Work required:
Pull every line holding the string "Grants" from the records below.

* START Excerpted data *

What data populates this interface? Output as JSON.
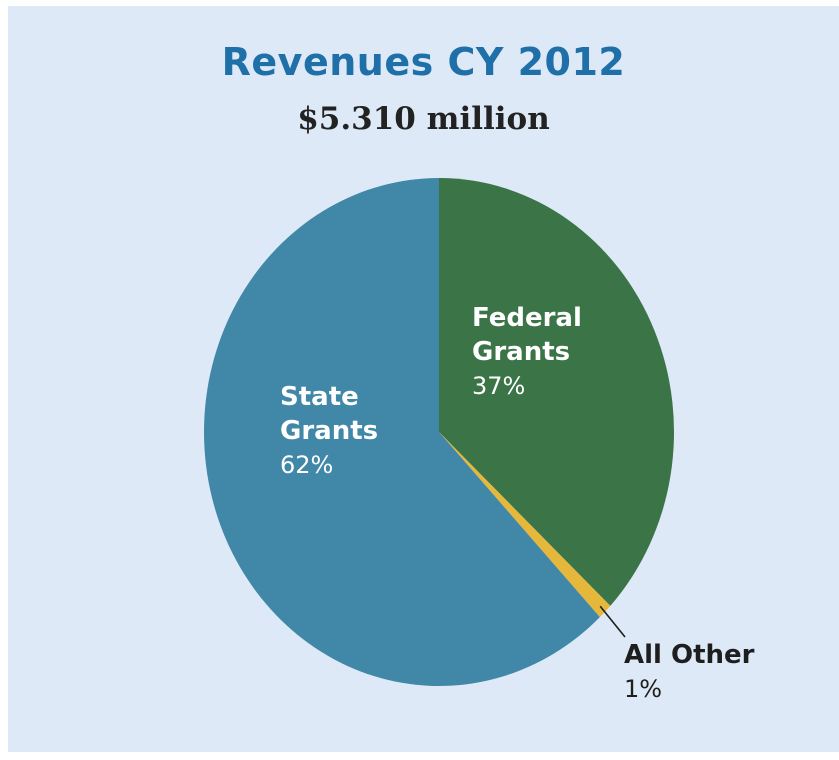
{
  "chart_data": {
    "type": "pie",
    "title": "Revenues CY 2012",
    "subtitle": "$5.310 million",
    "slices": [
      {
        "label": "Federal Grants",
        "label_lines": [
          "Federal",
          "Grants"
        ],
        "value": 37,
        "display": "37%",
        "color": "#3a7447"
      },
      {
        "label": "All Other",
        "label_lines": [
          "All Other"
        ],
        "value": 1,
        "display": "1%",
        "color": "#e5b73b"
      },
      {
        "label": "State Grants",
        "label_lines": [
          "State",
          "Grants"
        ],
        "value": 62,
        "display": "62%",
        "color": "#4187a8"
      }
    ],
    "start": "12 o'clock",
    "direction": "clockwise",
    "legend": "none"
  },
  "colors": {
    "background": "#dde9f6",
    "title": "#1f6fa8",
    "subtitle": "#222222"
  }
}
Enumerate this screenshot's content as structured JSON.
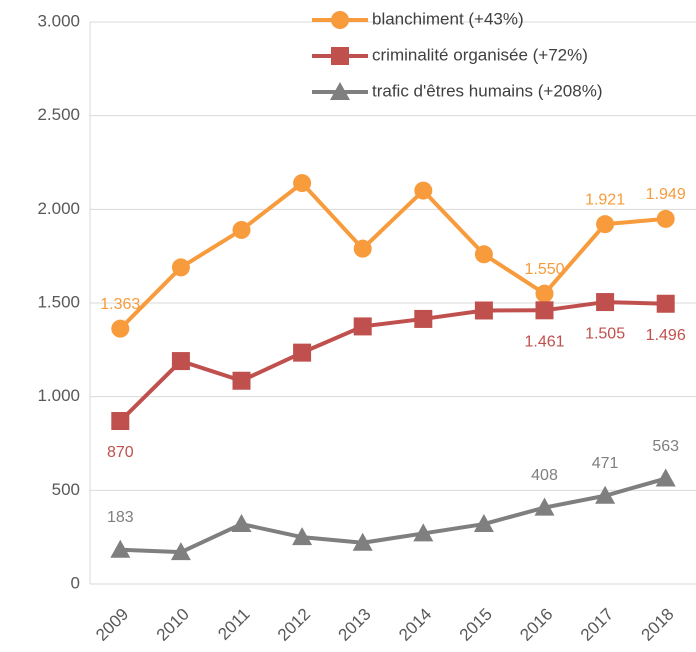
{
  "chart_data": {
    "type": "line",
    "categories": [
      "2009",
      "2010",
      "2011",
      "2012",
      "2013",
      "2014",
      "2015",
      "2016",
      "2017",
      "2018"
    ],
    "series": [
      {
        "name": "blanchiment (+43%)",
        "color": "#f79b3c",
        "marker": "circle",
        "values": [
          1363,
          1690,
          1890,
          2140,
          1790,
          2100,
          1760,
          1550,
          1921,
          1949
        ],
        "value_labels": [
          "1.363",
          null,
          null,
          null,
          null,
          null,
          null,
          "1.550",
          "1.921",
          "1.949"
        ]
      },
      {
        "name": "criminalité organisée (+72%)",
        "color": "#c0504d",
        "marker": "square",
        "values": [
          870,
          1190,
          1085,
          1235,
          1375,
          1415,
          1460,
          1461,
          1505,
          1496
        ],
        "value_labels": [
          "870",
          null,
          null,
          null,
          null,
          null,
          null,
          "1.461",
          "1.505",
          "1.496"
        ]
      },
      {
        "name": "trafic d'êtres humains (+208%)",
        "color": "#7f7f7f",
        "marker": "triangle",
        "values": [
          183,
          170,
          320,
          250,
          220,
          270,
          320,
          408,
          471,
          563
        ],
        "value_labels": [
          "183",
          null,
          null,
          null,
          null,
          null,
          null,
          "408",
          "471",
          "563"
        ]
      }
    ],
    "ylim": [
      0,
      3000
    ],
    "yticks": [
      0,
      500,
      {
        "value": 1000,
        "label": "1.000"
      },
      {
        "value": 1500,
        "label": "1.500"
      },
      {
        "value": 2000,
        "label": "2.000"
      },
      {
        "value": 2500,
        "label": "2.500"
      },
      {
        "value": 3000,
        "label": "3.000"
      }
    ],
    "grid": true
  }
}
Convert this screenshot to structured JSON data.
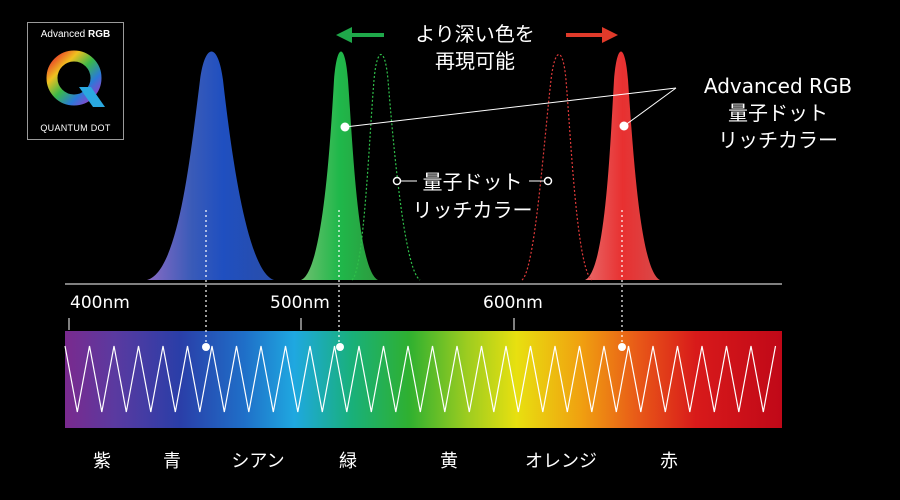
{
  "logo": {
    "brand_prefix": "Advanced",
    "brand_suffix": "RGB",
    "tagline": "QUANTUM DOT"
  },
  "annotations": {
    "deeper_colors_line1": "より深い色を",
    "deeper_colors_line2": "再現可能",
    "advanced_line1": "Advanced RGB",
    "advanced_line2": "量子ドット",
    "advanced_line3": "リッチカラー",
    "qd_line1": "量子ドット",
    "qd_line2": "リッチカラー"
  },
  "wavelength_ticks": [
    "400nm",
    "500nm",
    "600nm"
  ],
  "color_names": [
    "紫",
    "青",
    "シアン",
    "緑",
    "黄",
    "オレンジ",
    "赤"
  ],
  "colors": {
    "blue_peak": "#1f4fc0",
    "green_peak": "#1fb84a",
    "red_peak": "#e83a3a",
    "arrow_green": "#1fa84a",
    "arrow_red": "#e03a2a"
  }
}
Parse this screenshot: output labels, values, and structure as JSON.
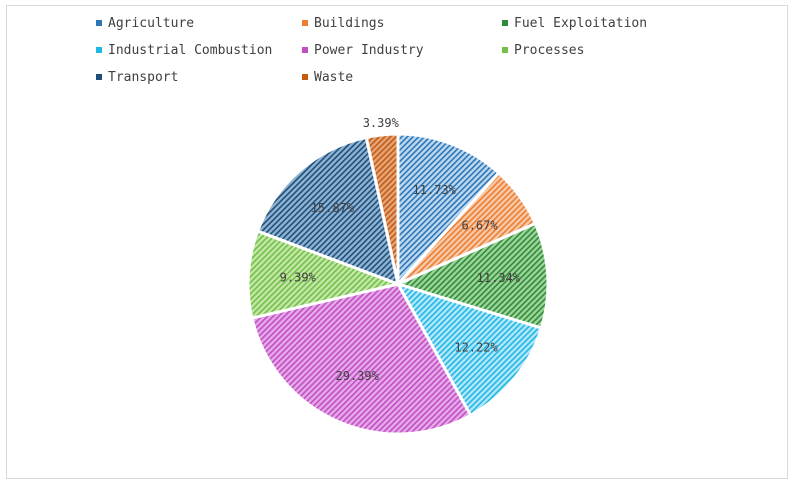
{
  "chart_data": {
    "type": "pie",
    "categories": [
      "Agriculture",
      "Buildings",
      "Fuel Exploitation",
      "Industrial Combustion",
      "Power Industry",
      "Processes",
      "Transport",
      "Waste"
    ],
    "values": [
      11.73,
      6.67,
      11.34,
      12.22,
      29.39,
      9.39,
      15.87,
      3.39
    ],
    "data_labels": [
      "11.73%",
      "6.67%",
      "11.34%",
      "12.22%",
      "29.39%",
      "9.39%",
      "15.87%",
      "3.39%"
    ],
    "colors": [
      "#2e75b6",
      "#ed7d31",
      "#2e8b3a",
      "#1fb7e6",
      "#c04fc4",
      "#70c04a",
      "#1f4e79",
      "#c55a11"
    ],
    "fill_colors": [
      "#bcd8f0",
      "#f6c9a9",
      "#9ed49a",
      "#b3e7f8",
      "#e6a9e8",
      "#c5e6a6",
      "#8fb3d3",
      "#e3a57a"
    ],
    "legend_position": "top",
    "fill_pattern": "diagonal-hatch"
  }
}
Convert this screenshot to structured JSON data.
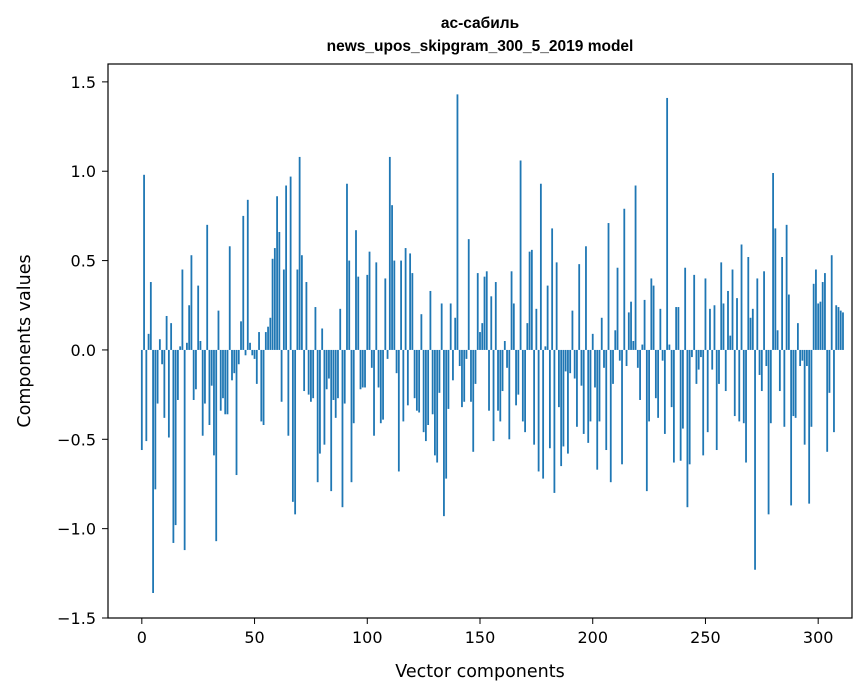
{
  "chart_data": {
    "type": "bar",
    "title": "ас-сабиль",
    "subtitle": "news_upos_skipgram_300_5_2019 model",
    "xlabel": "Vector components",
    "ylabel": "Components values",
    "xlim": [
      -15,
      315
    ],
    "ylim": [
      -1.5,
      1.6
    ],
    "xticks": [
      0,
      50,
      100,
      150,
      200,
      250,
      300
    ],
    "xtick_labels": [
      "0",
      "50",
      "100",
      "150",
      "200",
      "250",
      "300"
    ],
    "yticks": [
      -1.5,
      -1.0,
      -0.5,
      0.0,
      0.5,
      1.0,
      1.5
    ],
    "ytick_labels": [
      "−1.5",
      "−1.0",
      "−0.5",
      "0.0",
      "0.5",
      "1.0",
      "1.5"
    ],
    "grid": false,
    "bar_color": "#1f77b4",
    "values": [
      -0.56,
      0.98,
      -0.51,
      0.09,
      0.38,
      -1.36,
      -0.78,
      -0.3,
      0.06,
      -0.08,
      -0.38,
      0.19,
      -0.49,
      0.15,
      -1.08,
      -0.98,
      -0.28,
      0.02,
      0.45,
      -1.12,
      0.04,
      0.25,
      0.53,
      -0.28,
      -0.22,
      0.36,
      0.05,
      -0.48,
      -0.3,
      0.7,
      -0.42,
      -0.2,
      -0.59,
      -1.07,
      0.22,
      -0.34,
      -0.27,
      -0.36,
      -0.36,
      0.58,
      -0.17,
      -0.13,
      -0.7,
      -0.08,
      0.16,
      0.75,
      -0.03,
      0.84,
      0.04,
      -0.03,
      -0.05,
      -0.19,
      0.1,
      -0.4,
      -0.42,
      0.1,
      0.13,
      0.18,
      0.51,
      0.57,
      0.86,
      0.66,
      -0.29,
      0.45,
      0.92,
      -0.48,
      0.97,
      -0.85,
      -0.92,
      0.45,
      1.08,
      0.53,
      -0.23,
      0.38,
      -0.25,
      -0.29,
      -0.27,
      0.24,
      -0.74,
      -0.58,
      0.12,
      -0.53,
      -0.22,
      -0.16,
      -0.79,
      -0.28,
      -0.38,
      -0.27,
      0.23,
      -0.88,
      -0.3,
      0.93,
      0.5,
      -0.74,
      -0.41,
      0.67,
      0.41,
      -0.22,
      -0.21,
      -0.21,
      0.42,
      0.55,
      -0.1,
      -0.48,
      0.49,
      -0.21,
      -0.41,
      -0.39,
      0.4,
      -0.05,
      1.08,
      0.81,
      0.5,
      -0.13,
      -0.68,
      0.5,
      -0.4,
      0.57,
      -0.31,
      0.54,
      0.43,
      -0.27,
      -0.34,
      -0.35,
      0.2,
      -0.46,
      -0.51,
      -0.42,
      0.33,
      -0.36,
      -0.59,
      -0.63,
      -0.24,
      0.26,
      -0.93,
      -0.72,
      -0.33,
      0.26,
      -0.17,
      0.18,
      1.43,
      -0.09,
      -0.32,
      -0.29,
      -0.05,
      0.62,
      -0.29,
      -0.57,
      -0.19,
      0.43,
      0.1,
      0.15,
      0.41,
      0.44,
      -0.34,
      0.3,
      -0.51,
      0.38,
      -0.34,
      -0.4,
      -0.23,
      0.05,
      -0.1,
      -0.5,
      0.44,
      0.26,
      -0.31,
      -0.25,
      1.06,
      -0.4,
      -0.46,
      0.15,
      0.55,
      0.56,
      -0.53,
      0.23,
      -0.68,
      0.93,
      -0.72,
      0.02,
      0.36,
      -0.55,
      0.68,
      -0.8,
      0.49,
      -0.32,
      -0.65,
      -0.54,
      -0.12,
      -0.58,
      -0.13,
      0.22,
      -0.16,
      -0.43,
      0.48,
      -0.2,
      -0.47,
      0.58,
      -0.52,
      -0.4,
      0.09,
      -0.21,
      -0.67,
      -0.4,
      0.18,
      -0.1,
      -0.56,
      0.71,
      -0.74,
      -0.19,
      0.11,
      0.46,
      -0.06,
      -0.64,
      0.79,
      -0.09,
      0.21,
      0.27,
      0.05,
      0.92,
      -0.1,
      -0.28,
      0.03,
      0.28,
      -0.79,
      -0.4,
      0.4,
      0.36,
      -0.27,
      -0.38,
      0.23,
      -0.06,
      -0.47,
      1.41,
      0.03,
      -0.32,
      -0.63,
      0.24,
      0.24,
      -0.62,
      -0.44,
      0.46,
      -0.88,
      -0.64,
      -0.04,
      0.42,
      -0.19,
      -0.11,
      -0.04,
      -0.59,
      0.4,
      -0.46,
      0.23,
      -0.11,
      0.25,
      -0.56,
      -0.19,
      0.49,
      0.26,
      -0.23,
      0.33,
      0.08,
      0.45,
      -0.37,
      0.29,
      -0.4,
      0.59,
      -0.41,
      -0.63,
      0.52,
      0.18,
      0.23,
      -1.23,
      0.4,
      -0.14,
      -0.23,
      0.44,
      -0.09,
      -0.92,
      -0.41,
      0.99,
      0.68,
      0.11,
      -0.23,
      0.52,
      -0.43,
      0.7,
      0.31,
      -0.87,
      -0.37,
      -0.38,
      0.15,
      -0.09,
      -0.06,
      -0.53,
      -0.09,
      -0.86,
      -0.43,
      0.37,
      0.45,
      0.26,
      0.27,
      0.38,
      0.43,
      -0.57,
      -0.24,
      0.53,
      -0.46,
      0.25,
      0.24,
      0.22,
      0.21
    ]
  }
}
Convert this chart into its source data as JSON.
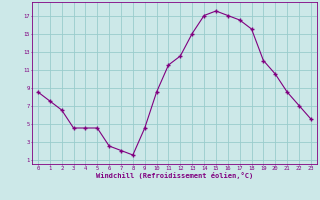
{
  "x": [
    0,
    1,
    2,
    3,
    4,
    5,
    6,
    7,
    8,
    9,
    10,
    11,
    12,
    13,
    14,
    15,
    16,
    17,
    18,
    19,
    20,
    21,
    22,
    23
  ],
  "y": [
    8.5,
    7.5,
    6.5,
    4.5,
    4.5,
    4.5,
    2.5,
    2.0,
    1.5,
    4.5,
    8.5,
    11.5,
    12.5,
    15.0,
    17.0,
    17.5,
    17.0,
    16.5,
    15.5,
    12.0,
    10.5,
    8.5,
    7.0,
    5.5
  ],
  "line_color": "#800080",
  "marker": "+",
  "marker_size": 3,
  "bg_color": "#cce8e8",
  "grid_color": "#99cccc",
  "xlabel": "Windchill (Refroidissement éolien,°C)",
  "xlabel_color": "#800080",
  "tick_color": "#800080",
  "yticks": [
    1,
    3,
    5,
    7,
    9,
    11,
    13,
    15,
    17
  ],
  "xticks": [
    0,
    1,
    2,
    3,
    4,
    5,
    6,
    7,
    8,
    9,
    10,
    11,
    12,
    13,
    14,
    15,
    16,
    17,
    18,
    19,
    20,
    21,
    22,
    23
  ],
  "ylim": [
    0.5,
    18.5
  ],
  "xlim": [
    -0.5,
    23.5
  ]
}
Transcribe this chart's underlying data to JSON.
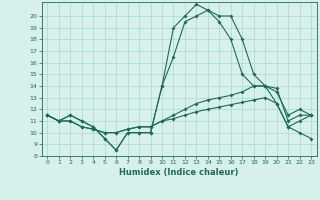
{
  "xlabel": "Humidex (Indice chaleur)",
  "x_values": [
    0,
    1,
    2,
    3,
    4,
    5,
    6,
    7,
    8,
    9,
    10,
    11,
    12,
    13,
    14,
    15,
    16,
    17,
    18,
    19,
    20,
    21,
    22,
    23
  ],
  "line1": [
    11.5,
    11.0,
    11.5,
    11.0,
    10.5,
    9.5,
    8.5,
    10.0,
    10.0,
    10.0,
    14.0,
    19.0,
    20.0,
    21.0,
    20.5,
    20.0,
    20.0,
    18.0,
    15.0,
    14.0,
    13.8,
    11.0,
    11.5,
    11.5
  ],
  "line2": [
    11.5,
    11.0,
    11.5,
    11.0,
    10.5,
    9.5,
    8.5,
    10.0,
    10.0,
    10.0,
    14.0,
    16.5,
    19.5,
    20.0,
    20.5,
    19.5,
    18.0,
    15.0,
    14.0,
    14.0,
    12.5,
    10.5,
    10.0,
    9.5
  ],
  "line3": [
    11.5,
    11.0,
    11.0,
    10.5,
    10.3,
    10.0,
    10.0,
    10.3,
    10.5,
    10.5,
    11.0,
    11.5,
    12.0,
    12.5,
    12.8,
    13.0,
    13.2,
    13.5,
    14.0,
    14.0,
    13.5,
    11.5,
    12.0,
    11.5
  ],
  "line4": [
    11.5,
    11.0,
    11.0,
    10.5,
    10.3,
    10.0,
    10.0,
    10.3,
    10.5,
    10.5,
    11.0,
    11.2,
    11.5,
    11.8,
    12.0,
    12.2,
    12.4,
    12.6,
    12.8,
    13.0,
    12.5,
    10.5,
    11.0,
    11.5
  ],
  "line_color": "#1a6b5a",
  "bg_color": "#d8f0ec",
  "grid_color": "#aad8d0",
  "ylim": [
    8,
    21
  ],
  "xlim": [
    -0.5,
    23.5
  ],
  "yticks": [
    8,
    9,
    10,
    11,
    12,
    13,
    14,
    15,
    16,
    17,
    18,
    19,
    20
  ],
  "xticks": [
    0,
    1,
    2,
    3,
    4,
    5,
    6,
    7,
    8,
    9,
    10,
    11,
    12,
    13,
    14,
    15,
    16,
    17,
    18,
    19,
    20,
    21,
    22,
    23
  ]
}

* END Excerpted data *

Expected answer:
        "label": "Federal Grants",
          "Grants"
        "label": "State Grants",
          "Grants"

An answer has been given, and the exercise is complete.